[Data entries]
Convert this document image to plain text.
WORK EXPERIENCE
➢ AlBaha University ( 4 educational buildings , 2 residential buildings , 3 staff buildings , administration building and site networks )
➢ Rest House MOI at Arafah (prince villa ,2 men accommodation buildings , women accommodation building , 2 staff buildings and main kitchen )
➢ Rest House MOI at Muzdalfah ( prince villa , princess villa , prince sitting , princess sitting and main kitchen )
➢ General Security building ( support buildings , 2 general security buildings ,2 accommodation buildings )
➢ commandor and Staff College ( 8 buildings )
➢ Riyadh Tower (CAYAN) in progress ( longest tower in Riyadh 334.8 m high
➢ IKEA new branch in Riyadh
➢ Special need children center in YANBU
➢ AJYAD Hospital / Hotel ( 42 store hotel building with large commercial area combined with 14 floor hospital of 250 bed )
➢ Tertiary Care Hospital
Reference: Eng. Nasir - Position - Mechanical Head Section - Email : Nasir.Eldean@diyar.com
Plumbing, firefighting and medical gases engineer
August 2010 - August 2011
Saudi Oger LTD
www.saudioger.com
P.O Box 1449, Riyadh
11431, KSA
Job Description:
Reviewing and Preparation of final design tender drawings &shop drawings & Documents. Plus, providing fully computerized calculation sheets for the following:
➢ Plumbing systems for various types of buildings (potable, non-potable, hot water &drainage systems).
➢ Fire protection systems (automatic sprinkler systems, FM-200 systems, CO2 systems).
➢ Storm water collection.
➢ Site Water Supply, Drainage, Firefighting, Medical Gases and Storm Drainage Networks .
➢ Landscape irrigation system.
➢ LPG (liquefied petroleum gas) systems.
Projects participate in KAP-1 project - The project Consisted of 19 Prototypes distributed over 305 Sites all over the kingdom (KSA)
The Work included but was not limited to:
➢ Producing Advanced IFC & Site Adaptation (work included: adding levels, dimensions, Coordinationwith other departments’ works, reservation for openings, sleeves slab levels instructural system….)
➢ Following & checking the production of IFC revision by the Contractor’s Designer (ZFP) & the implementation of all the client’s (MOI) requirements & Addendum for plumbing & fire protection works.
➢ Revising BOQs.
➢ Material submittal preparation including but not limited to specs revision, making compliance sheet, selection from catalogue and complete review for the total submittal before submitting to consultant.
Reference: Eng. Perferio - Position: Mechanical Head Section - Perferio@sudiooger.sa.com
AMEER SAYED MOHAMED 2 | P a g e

> **Given task**
Repeat every record, exactly as written.

> **Correct answer**
Convert this document image to plain text.
WORK EXPERIENCE
➢ AlBaha University ( 4 educational buildings , 2 residential buildings , 3 staff buildings , administration building and site networks )
➢ Rest House MOI at Arafah (prince villa ,2 men accommodation buildings , women accommodation building , 2 staff buildings and main kitchen )
➢ Rest House MOI at Muzdalfah ( prince villa , princess villa , prince sitting , princess sitting and main kitchen )
➢ General Security building ( support buildings , 2 general security buildings ,2 accommodation buildings )
➢ commandor and Staff College ( 8 buildings )
➢ Riyadh Tower (CAYAN) in progress ( longest tower in Riyadh 334.8 m high
➢ IKEA new branch in Riyadh
➢ Special need children center in YANBU
➢ AJYAD Hospital / Hotel ( 42 store hotel building with large commercial area combined with 14 floor hospital of 250 bed )
➢ Tertiary Care Hospital
Reference: Eng. Nasir - Position - Mechanical Head Section - Email : Nasir.Eldean@diyar.com
Plumbing, firefighting and medical gases engineer
August 2010 - August 2011
Saudi Oger LTD
www.saudioger.com
P.O Box 1449, Riyadh
11431, KSA
Job Description:
Reviewing and Preparation of final design tender drawings &shop drawings & Documents. Plus, providing fully computerized calculation sheets for the following:
➢ Plumbing systems for various types of buildings (potable, non-potable, hot water &drainage systems).
➢ Fire protection systems (automatic sprinkler systems, FM-200 systems, CO2 systems).
➢ Storm water collection.
➢ Site Water Supply, Drainage, Firefighting, Medical Gases and Storm Drainage Networks .
➢ Landscape irrigation system.
➢ LPG (liquefied petroleum gas) systems.
Projects participate in KAP-1 project - The project Consisted of 19 Prototypes distributed over 305 Sites all over the kingdom (KSA)
The Work included but was not limited to:
➢ Producing Advanced IFC & Site Adaptation (work included: adding levels, dimensions, Coordinationwith other departments’ works, reservation for openings, sleeves slab levels instructural system….)
➢ Following & checking the production of IFC revision by the Contractor’s Designer (ZFP) & the implementation of all the client’s (MOI) requirements & Addendum for plumbing & fire protection works.
➢ Revising BOQs.
➢ Material submittal preparation including but not limited to specs revision, making compliance sheet, selection from catalogue and complete review for the total submittal before submitting to consultant.
Reference: Eng. Perferio - Position: Mechanical Head Section - Perferio@sudiooger.sa.com
AMEER SAYED MOHAMED 2 | P a g e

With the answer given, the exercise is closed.